▶ STATED TASK
Extract the lines that hold the string "JSON".

** start of MATERIAL TO PROCESS **

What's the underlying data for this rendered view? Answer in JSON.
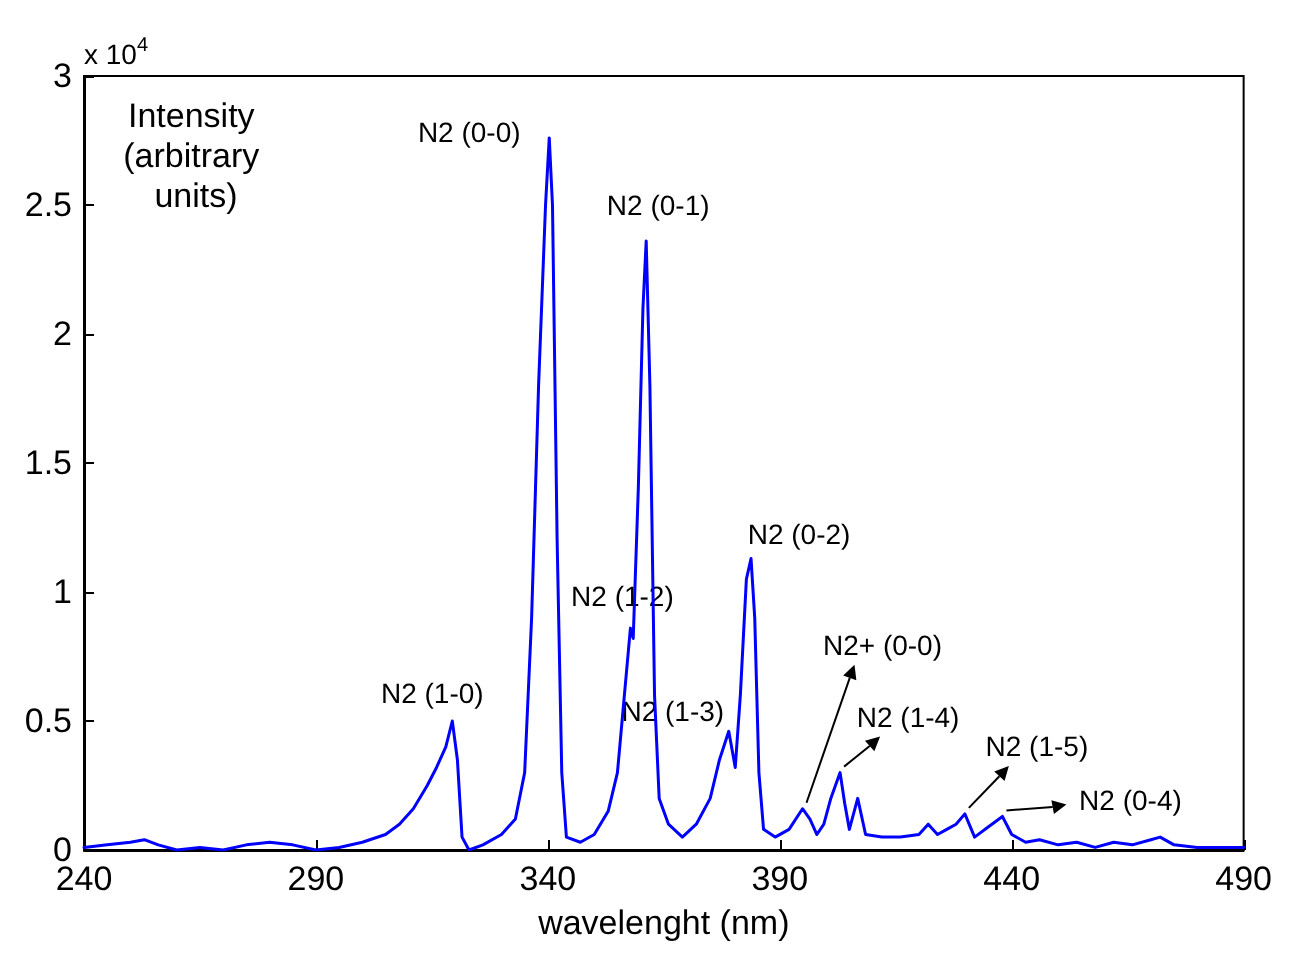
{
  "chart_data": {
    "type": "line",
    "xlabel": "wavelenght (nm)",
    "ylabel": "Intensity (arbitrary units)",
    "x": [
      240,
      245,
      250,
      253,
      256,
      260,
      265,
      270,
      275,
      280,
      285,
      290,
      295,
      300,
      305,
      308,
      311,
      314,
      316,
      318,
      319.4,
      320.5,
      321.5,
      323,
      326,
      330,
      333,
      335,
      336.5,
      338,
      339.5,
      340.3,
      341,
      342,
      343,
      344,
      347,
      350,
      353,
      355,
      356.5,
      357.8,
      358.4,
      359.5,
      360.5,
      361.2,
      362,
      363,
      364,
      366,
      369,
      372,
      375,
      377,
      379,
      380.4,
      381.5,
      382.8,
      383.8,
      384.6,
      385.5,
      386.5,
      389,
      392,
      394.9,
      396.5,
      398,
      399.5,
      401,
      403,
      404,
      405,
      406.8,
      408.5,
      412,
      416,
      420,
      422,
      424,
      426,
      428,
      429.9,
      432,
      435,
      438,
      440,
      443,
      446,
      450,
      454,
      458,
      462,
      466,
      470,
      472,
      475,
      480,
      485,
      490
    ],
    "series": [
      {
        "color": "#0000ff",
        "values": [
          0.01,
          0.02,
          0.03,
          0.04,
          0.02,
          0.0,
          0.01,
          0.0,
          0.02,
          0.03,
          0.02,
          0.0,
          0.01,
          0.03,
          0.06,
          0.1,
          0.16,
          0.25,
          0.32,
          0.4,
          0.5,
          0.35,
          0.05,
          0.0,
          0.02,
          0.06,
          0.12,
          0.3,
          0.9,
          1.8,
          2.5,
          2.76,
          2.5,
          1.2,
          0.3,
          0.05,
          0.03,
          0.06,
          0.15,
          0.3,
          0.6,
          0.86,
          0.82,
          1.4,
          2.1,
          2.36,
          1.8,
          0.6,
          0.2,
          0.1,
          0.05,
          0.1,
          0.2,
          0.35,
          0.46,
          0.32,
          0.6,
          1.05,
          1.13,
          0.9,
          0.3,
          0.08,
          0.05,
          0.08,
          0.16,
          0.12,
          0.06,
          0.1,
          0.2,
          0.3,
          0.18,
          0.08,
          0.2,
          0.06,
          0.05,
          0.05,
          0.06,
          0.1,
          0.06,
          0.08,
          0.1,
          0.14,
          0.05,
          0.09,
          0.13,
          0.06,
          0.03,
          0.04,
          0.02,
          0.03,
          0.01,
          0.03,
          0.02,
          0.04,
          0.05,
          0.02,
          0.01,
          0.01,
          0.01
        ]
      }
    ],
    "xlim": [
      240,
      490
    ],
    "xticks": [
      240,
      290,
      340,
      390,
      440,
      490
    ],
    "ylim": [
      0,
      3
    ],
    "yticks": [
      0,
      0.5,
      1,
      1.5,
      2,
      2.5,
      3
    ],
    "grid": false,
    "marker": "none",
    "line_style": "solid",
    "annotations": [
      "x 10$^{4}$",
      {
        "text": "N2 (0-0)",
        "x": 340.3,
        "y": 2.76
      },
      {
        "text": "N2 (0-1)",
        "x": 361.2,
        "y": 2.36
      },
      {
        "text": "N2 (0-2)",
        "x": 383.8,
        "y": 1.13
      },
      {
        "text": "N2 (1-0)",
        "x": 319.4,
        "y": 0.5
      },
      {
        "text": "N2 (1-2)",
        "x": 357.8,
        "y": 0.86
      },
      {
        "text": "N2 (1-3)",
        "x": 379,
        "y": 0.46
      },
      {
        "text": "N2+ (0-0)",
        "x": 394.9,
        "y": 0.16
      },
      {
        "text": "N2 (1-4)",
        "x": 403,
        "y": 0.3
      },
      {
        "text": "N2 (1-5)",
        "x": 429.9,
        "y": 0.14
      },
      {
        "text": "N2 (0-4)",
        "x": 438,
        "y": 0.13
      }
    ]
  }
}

** end of MATERIAL TO PROCESS **
** start of MATERIAL TO PROCESS **

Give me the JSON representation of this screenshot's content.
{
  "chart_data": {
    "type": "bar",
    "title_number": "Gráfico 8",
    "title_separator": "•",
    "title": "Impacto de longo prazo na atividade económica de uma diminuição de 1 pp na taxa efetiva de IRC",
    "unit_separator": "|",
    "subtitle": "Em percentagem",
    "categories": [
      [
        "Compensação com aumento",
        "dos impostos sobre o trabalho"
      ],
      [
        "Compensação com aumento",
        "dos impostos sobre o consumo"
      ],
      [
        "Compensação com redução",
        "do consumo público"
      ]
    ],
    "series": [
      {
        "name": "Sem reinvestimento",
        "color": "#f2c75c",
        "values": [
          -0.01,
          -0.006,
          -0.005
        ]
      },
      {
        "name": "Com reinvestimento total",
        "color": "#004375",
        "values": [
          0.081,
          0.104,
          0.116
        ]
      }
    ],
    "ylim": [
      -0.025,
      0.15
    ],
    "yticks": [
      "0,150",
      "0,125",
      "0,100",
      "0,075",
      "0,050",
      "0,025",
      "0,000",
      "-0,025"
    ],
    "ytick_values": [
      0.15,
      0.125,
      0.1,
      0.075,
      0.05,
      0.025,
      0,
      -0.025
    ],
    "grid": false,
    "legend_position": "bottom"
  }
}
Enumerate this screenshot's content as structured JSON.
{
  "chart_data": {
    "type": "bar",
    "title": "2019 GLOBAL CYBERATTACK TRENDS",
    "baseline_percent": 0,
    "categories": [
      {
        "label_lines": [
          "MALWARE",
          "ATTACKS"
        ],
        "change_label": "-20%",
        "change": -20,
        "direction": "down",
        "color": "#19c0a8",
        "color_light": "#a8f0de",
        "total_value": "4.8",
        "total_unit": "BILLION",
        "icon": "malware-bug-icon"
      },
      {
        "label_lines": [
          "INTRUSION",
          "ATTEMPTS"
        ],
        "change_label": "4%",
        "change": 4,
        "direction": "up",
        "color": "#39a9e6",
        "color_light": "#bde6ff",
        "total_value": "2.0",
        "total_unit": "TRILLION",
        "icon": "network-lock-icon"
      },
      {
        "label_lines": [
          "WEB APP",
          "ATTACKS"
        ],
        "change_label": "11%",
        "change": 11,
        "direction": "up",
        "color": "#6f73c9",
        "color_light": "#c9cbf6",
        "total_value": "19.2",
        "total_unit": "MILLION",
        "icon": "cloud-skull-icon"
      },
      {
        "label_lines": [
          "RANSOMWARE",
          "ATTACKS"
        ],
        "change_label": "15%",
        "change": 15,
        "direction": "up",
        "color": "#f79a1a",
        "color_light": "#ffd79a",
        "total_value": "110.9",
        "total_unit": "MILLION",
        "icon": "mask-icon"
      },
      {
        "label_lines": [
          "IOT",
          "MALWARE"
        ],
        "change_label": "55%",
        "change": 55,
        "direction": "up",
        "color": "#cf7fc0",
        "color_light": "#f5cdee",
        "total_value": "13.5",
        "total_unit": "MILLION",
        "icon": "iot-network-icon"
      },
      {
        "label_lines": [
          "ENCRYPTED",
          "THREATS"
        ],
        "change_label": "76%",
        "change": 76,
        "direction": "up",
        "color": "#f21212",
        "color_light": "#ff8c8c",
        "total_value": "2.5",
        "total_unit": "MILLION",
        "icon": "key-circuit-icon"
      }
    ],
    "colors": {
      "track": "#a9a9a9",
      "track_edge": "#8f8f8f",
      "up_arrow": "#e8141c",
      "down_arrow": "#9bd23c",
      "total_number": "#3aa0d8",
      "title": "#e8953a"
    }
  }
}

** end of MATERIAL TO PROCESS **

▶ OUTPUT OF THE EXERCISE
What's the underlying data for this rendered view? Answer in JSON.
Give me the JSON representation of this screenshot's content.
Enumerate this screenshot's content as structured JSON.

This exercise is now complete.